**WHAT TO DO:** Change every "person-icon" in the lines below to "figure-icon", keeping everything else the same. Leave the pictures out.

**RECORDS SHOWN:**
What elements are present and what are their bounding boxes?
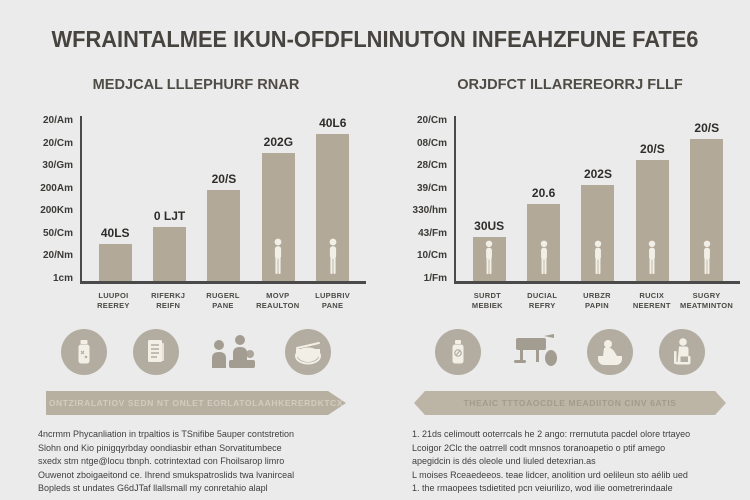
y-tick: 28/Cm bbox=[416, 160, 447, 172]
right-ribbon-banner: THEAIC TTTOAOCDLE MEADIITON CINV 6ATIS bbox=[414, 391, 726, 415]
y-tick: 30/Gm bbox=[42, 160, 73, 172]
left-bar-chart: 20/Am 20/Cm 30/Gm 200Am 200Km 50/Cm 20/N… bbox=[26, 116, 366, 284]
bar-value-label: 40L6 bbox=[319, 116, 347, 130]
bar bbox=[690, 139, 724, 281]
x-category: DUCIAL REFRY bbox=[527, 291, 558, 310]
right-chart-title: ORJDFCT ILLAREREORRJ FLLF bbox=[457, 76, 683, 93]
bar-value-label: 202G bbox=[263, 135, 294, 149]
bar-value-label: 20/S bbox=[694, 121, 720, 135]
person-icon bbox=[485, 240, 493, 275]
left-panel: MEDJCAL LLLEPHURF RNAR 20/Am 20/Cm 30/Gm… bbox=[26, 76, 366, 496]
x-category: MOVP REAULTON bbox=[256, 291, 300, 310]
bassinet-icon bbox=[285, 329, 331, 375]
bar-group: 40LS bbox=[98, 116, 132, 281]
bar-group: 20/S bbox=[690, 116, 724, 281]
person-icon bbox=[540, 240, 547, 275]
y-tick: 20/Cm bbox=[416, 115, 447, 126]
document-icon bbox=[133, 329, 179, 375]
left-ribbon-banner: ONTZIRALATIOV SEDN NT ONLET EORLATOLAAHK… bbox=[46, 391, 346, 415]
bar-value-label: 20.6 bbox=[531, 186, 556, 200]
y-tick: 20/Nm bbox=[42, 250, 73, 262]
y-tick: 1/Fm bbox=[423, 272, 447, 284]
person-icon bbox=[594, 240, 602, 275]
x-category: LUPBRIV PANE bbox=[315, 291, 351, 310]
right-y-axis: 20/Cm 08/Cm 28/Cm 39/Cm 330/hm 43/Fm 10/… bbox=[400, 116, 454, 284]
x-category: SURDT MEBIEK bbox=[471, 291, 503, 310]
bar-group: 202S bbox=[581, 116, 615, 281]
bar bbox=[635, 160, 669, 281]
bar bbox=[153, 227, 187, 281]
left-chart-title: MEDJCAL LLLEPHURF RNAR bbox=[92, 76, 300, 93]
y-tick: 20/Cm bbox=[42, 137, 73, 149]
bar-group: 0 LJT bbox=[153, 116, 187, 281]
bar-group: 202G bbox=[261, 116, 295, 281]
right-bar-chart: 20/Cm 08/Cm 28/Cm 39/Cm 330/hm 43/Fm 10/… bbox=[400, 116, 740, 284]
y-tick: 50/Cm bbox=[42, 227, 73, 239]
left-plot-area: 40LS 0 LJT 20/S 202G bbox=[80, 116, 366, 284]
left-x-axis-labels: LUUPOI REEREY RIFERKJ REIFN RUGERL PANE MOV… bbox=[80, 291, 366, 311]
bar-value-label: 0 LJT bbox=[153, 209, 186, 223]
y-tick: 43/Fm bbox=[418, 227, 447, 239]
people-consult-icon bbox=[205, 329, 259, 375]
y-tick: 200Km bbox=[40, 205, 73, 217]
page-title: WFRAINTALMEE IKUN-OFDFLNINUTON INFEAHZFU… bbox=[51, 26, 699, 52]
right-plot-area: 30US 20.6 202S 20/S bbox=[454, 116, 740, 284]
y-tick: 39/Cm bbox=[416, 182, 447, 194]
y-tick: 10/Cm bbox=[416, 250, 447, 262]
bar bbox=[207, 190, 241, 281]
right-x-axis-labels: SURDT MEBIEK DUCIAL REFRY URBZR PAPIN RUCIX… bbox=[454, 291, 740, 311]
x-category: URBZR PAPIN bbox=[583, 291, 611, 310]
x-category: LUUPOI REEREY bbox=[97, 291, 130, 310]
left-y-axis: 20/Am 20/Cm 30/Gm 200Am 200Km 50/Cm 20/N… bbox=[26, 116, 80, 284]
bar-group: 30US bbox=[472, 116, 506, 281]
projector-icon bbox=[507, 329, 561, 375]
bar-group: 20/S bbox=[207, 116, 241, 281]
person-icon bbox=[274, 238, 282, 274]
pill-bottle-icon bbox=[61, 329, 107, 375]
x-category: RUGERL PANE bbox=[206, 291, 240, 310]
right-ribbon-text: THEAIC TTTOAOCDLE MEADIITON CINV 6ATIS bbox=[463, 398, 677, 408]
bar-group: 20/S bbox=[635, 116, 669, 281]
bottle-icon bbox=[435, 329, 481, 375]
y-tick: 08/Cm bbox=[416, 137, 447, 149]
right-panel: ORJDFCT ILLAREREORRJ FLLF 20/Cm 08/Cm 28… bbox=[400, 76, 740, 496]
bar-value-label: 20/S bbox=[211, 172, 237, 186]
bar-value-label: 20/S bbox=[640, 142, 665, 156]
patient-chair-icon bbox=[659, 329, 705, 375]
bar-value-label: 202S bbox=[583, 167, 612, 181]
x-category: SUGRY MEATMINTON bbox=[680, 291, 734, 310]
bar bbox=[581, 185, 615, 281]
left-footnote: 4ncrmm Phycanliation in trpaltios is TSn… bbox=[38, 429, 295, 493]
x-category: RIFERKJ REIFN bbox=[151, 291, 186, 310]
bar-group: 20.6 bbox=[527, 116, 561, 281]
y-tick: 330/hm bbox=[412, 205, 447, 217]
person-icon bbox=[649, 240, 656, 275]
bar-value-label: 30US bbox=[474, 219, 505, 233]
y-tick: 1cm bbox=[52, 272, 73, 284]
right-icons-row bbox=[400, 328, 740, 376]
bar bbox=[316, 134, 350, 281]
x-category: RUCIX NEERENT bbox=[632, 291, 671, 310]
bar bbox=[527, 204, 561, 281]
bar bbox=[472, 237, 506, 281]
bar bbox=[261, 153, 295, 281]
y-tick: 200Am bbox=[40, 182, 73, 194]
y-tick: 20/Am bbox=[42, 115, 73, 126]
bar-value-label: 40LS bbox=[100, 226, 130, 240]
person-icon bbox=[703, 240, 710, 275]
bar bbox=[98, 244, 132, 281]
right-footnote: 1. 21ds celimoutt ooterrcals he 2 ango: … bbox=[412, 429, 691, 493]
bathtub-icon bbox=[587, 329, 633, 375]
person-icon bbox=[329, 238, 337, 274]
left-icons-row bbox=[26, 328, 366, 376]
left-ribbon-text: ONTZIRALATIOV SEDN NT ONLET EORLATOLAAHK… bbox=[48, 398, 344, 408]
bar-group: 40L6 bbox=[316, 116, 350, 281]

**REPLY TO THE TASK:**
What elements are present and what are their bounding boxes?
y-tick: 28/Cm bbox=[416, 160, 447, 172]
right-ribbon-banner: THEAIC TTTOAOCDLE MEADIITON CINV 6ATIS bbox=[414, 391, 726, 415]
y-tick: 30/Gm bbox=[42, 160, 73, 172]
left-bar-chart: 20/Am 20/Cm 30/Gm 200Am 200Km 50/Cm 20/N… bbox=[26, 116, 366, 284]
bar-value-label: 40L6 bbox=[319, 116, 347, 130]
bar bbox=[690, 139, 724, 281]
x-category: DUCIAL REFRY bbox=[527, 291, 558, 310]
right-chart-title: ORJDFCT ILLAREREORRJ FLLF bbox=[457, 76, 683, 93]
bar-value-label: 202G bbox=[263, 135, 294, 149]
bar-value-label: 20/S bbox=[694, 121, 720, 135]
figure-icon bbox=[485, 240, 493, 275]
left-panel: MEDJCAL LLLEPHURF RNAR 20/Am 20/Cm 30/Gm… bbox=[26, 76, 366, 496]
x-category: MOVP REAULTON bbox=[256, 291, 300, 310]
bassinet-icon bbox=[285, 329, 331, 375]
bar-group: 40LS bbox=[98, 116, 132, 281]
bar-group: 20/S bbox=[690, 116, 724, 281]
figure-icon bbox=[540, 240, 547, 275]
y-tick: 20/Cm bbox=[416, 115, 447, 126]
document-icon bbox=[133, 329, 179, 375]
left-ribbon-banner: ONTZIRALATIOV SEDN NT ONLET EORLATOLAAHK… bbox=[46, 391, 346, 415]
bar-value-label: 20.6 bbox=[531, 186, 556, 200]
y-tick: 20/Nm bbox=[42, 250, 73, 262]
y-tick: 1/Fm bbox=[423, 272, 447, 284]
figure-icon bbox=[594, 240, 602, 275]
x-category: LUPBRIV PANE bbox=[315, 291, 351, 310]
right-y-axis: 20/Cm 08/Cm 28/Cm 39/Cm 330/hm 43/Fm 10/… bbox=[400, 116, 454, 284]
x-category: SURDT MEBIEK bbox=[471, 291, 503, 310]
bar-group: 202S bbox=[581, 116, 615, 281]
bar bbox=[635, 160, 669, 281]
bar bbox=[153, 227, 187, 281]
left-chart-title: MEDJCAL LLLEPHURF RNAR bbox=[92, 76, 300, 93]
y-tick: 20/Cm bbox=[42, 137, 73, 149]
bar-group: 0 LJT bbox=[153, 116, 187, 281]
bar-group: 202G bbox=[261, 116, 295, 281]
right-bar-chart: 20/Cm 08/Cm 28/Cm 39/Cm 330/hm 43/Fm 10/… bbox=[400, 116, 740, 284]
y-tick: 50/Cm bbox=[42, 227, 73, 239]
left-plot-area: 40LS 0 LJT 20/S 202G bbox=[80, 116, 366, 284]
left-x-axis-labels: LUUPOI REEREY RIFERKJ REIFN RUGERL PANE MOV… bbox=[80, 291, 366, 311]
bar-value-label: 0 LJT bbox=[153, 209, 186, 223]
y-tick: 43/Fm bbox=[418, 227, 447, 239]
people-consult-icon bbox=[205, 329, 259, 375]
y-tick: 200Km bbox=[40, 205, 73, 217]
page-title: WFRAINTALMEE IKUN-OFDFLNINUTON INFEAHZFU… bbox=[51, 26, 699, 52]
right-plot-area: 30US 20.6 202S 20/S bbox=[454, 116, 740, 284]
y-tick: 39/Cm bbox=[416, 182, 447, 194]
y-tick: 10/Cm bbox=[416, 250, 447, 262]
bar bbox=[207, 190, 241, 281]
right-x-axis-labels: SURDT MEBIEK DUCIAL REFRY URBZR PAPIN RUCIX… bbox=[454, 291, 740, 311]
x-category: URBZR PAPIN bbox=[583, 291, 611, 310]
x-category: LUUPOI REEREY bbox=[97, 291, 130, 310]
left-y-axis: 20/Am 20/Cm 30/Gm 200Am 200Km 50/Cm 20/N… bbox=[26, 116, 80, 284]
bar-group: 30US bbox=[472, 116, 506, 281]
projector-icon bbox=[507, 329, 561, 375]
bar-group: 20/S bbox=[207, 116, 241, 281]
figure-icon bbox=[274, 238, 282, 274]
pill-bottle-icon bbox=[61, 329, 107, 375]
x-category: RUGERL PANE bbox=[206, 291, 240, 310]
right-ribbon-text: THEAIC TTTOAOCDLE MEADIITON CINV 6ATIS bbox=[463, 398, 677, 408]
bar-group: 20/S bbox=[635, 116, 669, 281]
bottle-icon bbox=[435, 329, 481, 375]
y-tick: 08/Cm bbox=[416, 137, 447, 149]
right-panel: ORJDFCT ILLAREREORRJ FLLF 20/Cm 08/Cm 28… bbox=[400, 76, 740, 496]
bar-value-label: 20/S bbox=[211, 172, 237, 186]
bar-value-label: 20/S bbox=[640, 142, 665, 156]
patient-chair-icon bbox=[659, 329, 705, 375]
bar-value-label: 202S bbox=[583, 167, 612, 181]
x-category: SUGRY MEATMINTON bbox=[680, 291, 734, 310]
bar bbox=[581, 185, 615, 281]
left-footnote: 4ncrmm Phycanliation in trpaltios is TSn… bbox=[38, 429, 295, 493]
x-category: RIFERKJ REIFN bbox=[151, 291, 186, 310]
bar-group: 20.6 bbox=[527, 116, 561, 281]
y-tick: 330/hm bbox=[412, 205, 447, 217]
figure-icon bbox=[649, 240, 656, 275]
bar-value-label: 30US bbox=[474, 219, 505, 233]
y-tick: 1cm bbox=[52, 272, 73, 284]
right-icons-row bbox=[400, 328, 740, 376]
bar bbox=[316, 134, 350, 281]
x-category: RUCIX NEERENT bbox=[632, 291, 671, 310]
bar bbox=[527, 204, 561, 281]
bar bbox=[472, 237, 506, 281]
bar bbox=[261, 153, 295, 281]
y-tick: 200Am bbox=[40, 182, 73, 194]
y-tick: 20/Am bbox=[42, 115, 73, 126]
bar-value-label: 40LS bbox=[100, 226, 130, 240]
figure-icon bbox=[703, 240, 710, 275]
bar bbox=[98, 244, 132, 281]
right-footnote: 1. 21ds celimoutt ooterrcals he 2 ango: … bbox=[412, 429, 691, 493]
bathtub-icon bbox=[587, 329, 633, 375]
figure-icon bbox=[329, 238, 337, 274]
left-icons-row bbox=[26, 328, 366, 376]
left-ribbon-text: ONTZIRALATIOV SEDN NT ONLET EORLATOLAAHK… bbox=[48, 398, 344, 408]
bar-group: 40L6 bbox=[316, 116, 350, 281]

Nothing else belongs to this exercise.